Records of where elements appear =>
>>>>>

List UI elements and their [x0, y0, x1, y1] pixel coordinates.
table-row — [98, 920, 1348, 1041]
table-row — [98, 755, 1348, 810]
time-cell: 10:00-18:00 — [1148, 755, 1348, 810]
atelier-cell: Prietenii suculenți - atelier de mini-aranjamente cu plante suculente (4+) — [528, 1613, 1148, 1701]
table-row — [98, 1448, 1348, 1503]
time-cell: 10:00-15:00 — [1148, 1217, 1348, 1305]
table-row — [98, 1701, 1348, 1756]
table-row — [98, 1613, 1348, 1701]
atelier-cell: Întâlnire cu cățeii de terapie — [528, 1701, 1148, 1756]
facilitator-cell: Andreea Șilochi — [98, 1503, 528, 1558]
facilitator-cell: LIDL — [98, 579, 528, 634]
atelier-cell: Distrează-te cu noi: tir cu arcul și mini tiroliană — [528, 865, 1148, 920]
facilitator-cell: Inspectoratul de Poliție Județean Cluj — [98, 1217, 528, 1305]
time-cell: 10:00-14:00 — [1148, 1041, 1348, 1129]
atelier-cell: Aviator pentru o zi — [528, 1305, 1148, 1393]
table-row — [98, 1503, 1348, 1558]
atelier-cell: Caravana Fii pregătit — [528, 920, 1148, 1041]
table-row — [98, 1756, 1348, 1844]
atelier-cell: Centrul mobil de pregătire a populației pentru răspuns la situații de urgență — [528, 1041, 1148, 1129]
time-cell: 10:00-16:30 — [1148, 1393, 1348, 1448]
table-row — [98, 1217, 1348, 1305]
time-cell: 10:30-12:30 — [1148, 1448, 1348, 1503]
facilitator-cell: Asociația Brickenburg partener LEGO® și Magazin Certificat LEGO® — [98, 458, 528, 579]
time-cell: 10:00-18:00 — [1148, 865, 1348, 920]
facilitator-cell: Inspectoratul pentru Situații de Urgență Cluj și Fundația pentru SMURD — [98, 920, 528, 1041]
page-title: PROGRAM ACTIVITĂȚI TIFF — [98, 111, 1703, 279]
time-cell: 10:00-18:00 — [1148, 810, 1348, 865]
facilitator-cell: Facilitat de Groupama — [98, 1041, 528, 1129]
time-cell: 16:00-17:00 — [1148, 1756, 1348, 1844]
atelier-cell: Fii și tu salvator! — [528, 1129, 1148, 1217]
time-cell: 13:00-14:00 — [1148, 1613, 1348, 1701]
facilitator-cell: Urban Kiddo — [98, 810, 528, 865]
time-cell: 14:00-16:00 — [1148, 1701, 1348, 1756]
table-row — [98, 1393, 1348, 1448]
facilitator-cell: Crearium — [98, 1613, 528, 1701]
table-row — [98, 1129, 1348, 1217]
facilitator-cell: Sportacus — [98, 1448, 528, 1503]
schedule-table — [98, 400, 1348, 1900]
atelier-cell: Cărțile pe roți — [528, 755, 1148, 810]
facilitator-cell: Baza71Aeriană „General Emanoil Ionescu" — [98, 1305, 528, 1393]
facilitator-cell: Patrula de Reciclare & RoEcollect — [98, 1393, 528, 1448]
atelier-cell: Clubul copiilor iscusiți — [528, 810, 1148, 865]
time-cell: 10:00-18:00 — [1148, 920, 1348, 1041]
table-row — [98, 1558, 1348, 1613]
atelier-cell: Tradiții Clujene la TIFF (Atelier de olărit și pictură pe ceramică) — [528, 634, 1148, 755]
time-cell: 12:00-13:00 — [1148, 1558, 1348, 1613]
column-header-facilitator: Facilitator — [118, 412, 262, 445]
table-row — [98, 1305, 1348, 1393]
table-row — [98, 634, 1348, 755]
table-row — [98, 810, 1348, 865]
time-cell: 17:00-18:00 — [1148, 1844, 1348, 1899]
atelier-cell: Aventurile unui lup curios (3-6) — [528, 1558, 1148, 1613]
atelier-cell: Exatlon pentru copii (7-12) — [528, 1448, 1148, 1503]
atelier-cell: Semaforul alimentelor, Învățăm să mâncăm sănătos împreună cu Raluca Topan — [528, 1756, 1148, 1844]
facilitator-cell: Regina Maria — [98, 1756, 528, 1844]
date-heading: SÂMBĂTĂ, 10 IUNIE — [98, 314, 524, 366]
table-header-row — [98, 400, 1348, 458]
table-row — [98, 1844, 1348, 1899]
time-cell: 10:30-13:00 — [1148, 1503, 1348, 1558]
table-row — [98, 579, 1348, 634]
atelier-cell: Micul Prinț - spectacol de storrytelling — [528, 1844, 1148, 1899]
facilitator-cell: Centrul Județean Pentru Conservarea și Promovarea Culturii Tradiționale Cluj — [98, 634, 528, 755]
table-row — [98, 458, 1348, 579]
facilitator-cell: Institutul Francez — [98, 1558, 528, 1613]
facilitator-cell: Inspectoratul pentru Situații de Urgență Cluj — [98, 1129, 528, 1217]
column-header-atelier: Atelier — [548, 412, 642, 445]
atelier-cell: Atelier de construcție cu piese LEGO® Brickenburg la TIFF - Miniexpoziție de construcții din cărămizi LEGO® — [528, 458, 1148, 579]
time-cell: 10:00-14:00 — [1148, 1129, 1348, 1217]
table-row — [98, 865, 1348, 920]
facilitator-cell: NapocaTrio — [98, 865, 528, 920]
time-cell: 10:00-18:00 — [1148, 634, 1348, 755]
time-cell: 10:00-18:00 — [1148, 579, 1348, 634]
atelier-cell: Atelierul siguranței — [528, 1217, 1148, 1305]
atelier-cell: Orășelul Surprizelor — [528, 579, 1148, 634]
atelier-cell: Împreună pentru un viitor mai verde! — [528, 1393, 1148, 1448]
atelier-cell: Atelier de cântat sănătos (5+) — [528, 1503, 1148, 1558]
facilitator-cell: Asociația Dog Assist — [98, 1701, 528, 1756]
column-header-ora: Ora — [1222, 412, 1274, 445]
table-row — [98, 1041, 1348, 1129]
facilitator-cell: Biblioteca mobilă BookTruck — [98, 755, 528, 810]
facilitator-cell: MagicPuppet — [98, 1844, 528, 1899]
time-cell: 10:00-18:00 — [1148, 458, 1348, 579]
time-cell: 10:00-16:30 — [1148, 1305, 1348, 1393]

<<<<<

Written request =>
Please rename "table-row" to "schedule-row" throughout the entries above, and write them out again with every other part left as it is.

Correct output =>
List UI elements and their [x0, y0, x1, y1] pixel coordinates.
schedule-row — [98, 920, 1348, 1041]
schedule-row — [98, 755, 1348, 810]
time-cell: 10:00-18:00 — [1148, 755, 1348, 810]
atelier-cell: Prietenii suculenți - atelier de mini-aranjamente cu plante suculente (4+) — [528, 1613, 1148, 1701]
schedule-row — [98, 1448, 1348, 1503]
time-cell: 10:00-15:00 — [1148, 1217, 1348, 1305]
schedule-row — [98, 1701, 1348, 1756]
schedule-row — [98, 1613, 1348, 1701]
atelier-cell: Întâlnire cu cățeii de terapie — [528, 1701, 1148, 1756]
facilitator-cell: Andreea Șilochi — [98, 1503, 528, 1558]
facilitator-cell: LIDL — [98, 579, 528, 634]
atelier-cell: Distrează-te cu noi: tir cu arcul și mini tiroliană — [528, 865, 1148, 920]
facilitator-cell: Inspectoratul de Poliție Județean Cluj — [98, 1217, 528, 1305]
time-cell: 10:00-14:00 — [1148, 1041, 1348, 1129]
atelier-cell: Aviator pentru o zi — [528, 1305, 1148, 1393]
schedule-row — [98, 1503, 1348, 1558]
atelier-cell: Caravana Fii pregătit — [528, 920, 1148, 1041]
schedule-row — [98, 1756, 1348, 1844]
atelier-cell: Centrul mobil de pregătire a populației pentru răspuns la situații de urgență — [528, 1041, 1148, 1129]
time-cell: 10:00-16:30 — [1148, 1393, 1348, 1448]
schedule-row — [98, 1217, 1348, 1305]
time-cell: 10:30-12:30 — [1148, 1448, 1348, 1503]
facilitator-cell: Asociația Brickenburg partener LEGO® și Magazin Certificat LEGO® — [98, 458, 528, 579]
time-cell: 10:00-18:00 — [1148, 865, 1348, 920]
facilitator-cell: Inspectoratul pentru Situații de Urgență Cluj și Fundația pentru SMURD — [98, 920, 528, 1041]
page-title: PROGRAM ACTIVITĂȚI TIFF — [98, 111, 1703, 279]
time-cell: 10:00-18:00 — [1148, 810, 1348, 865]
facilitator-cell: Facilitat de Groupama — [98, 1041, 528, 1129]
time-cell: 16:00-17:00 — [1148, 1756, 1348, 1844]
atelier-cell: Fii și tu salvator! — [528, 1129, 1148, 1217]
time-cell: 13:00-14:00 — [1148, 1613, 1348, 1701]
facilitator-cell: Urban Kiddo — [98, 810, 528, 865]
time-cell: 14:00-16:00 — [1148, 1701, 1348, 1756]
schedule-row — [98, 1393, 1348, 1448]
facilitator-cell: Crearium — [98, 1613, 528, 1701]
schedule-row — [98, 1129, 1348, 1217]
facilitator-cell: Sportacus — [98, 1448, 528, 1503]
schedule-table — [98, 400, 1348, 1900]
atelier-cell: Cărțile pe roți — [528, 755, 1148, 810]
facilitator-cell: Baza71Aeriană „General Emanoil Ionescu" — [98, 1305, 528, 1393]
facilitator-cell: Patrula de Reciclare & RoEcollect — [98, 1393, 528, 1448]
atelier-cell: Clubul copiilor iscusiți — [528, 810, 1148, 865]
time-cell: 10:00-18:00 — [1148, 920, 1348, 1041]
schedule-row — [98, 1558, 1348, 1613]
atelier-cell: Tradiții Clujene la TIFF (Atelier de olărit și pictură pe ceramică) — [528, 634, 1148, 755]
time-cell: 12:00-13:00 — [1148, 1558, 1348, 1613]
column-header-facilitator: Facilitator — [118, 412, 262, 445]
schedule-row — [98, 1305, 1348, 1393]
schedule-row — [98, 634, 1348, 755]
schedule-row — [98, 810, 1348, 865]
time-cell: 17:00-18:00 — [1148, 1844, 1348, 1899]
atelier-cell: Aventurile unui lup curios (3-6) — [528, 1558, 1148, 1613]
atelier-cell: Exatlon pentru copii (7-12) — [528, 1448, 1148, 1503]
atelier-cell: Semaforul alimentelor, Învățăm să mâncăm sănătos împreună cu Raluca Topan — [528, 1756, 1148, 1844]
facilitator-cell: Regina Maria — [98, 1756, 528, 1844]
date-heading: SÂMBĂTĂ, 10 IUNIE — [98, 314, 524, 366]
table-header-row — [98, 400, 1348, 458]
schedule-row — [98, 1844, 1348, 1899]
time-cell: 10:30-13:00 — [1148, 1503, 1348, 1558]
schedule-row — [98, 579, 1348, 634]
atelier-cell: Micul Prinț - spectacol de storrytelling — [528, 1844, 1148, 1899]
facilitator-cell: Centrul Județean Pentru Conservarea și Promovarea Culturii Tradiționale Cluj — [98, 634, 528, 755]
schedule-row — [98, 458, 1348, 579]
facilitator-cell: Institutul Francez — [98, 1558, 528, 1613]
facilitator-cell: Inspectoratul pentru Situații de Urgență Cluj — [98, 1129, 528, 1217]
column-header-atelier: Atelier — [548, 412, 642, 445]
atelier-cell: Atelier de construcție cu piese LEGO® Brickenburg la TIFF - Miniexpoziție de construcții din cărămizi LEGO® — [528, 458, 1148, 579]
time-cell: 10:00-14:00 — [1148, 1129, 1348, 1217]
schedule-row — [98, 865, 1348, 920]
facilitator-cell: NapocaTrio — [98, 865, 528, 920]
time-cell: 10:00-18:00 — [1148, 634, 1348, 755]
time-cell: 10:00-18:00 — [1148, 579, 1348, 634]
atelier-cell: Atelierul siguranței — [528, 1217, 1148, 1305]
atelier-cell: Orășelul Surprizelor — [528, 579, 1148, 634]
atelier-cell: Împreună pentru un viitor mai verde! — [528, 1393, 1148, 1448]
atelier-cell: Atelier de cântat sănătos (5+) — [528, 1503, 1148, 1558]
facilitator-cell: Asociația Dog Assist — [98, 1701, 528, 1756]
column-header-ora: Ora — [1222, 412, 1274, 445]
schedule-row — [98, 1041, 1348, 1129]
facilitator-cell: Biblioteca mobilă BookTruck — [98, 755, 528, 810]
facilitator-cell: MagicPuppet — [98, 1844, 528, 1899]
time-cell: 10:00-18:00 — [1148, 458, 1348, 579]
time-cell: 10:00-16:30 — [1148, 1305, 1348, 1393]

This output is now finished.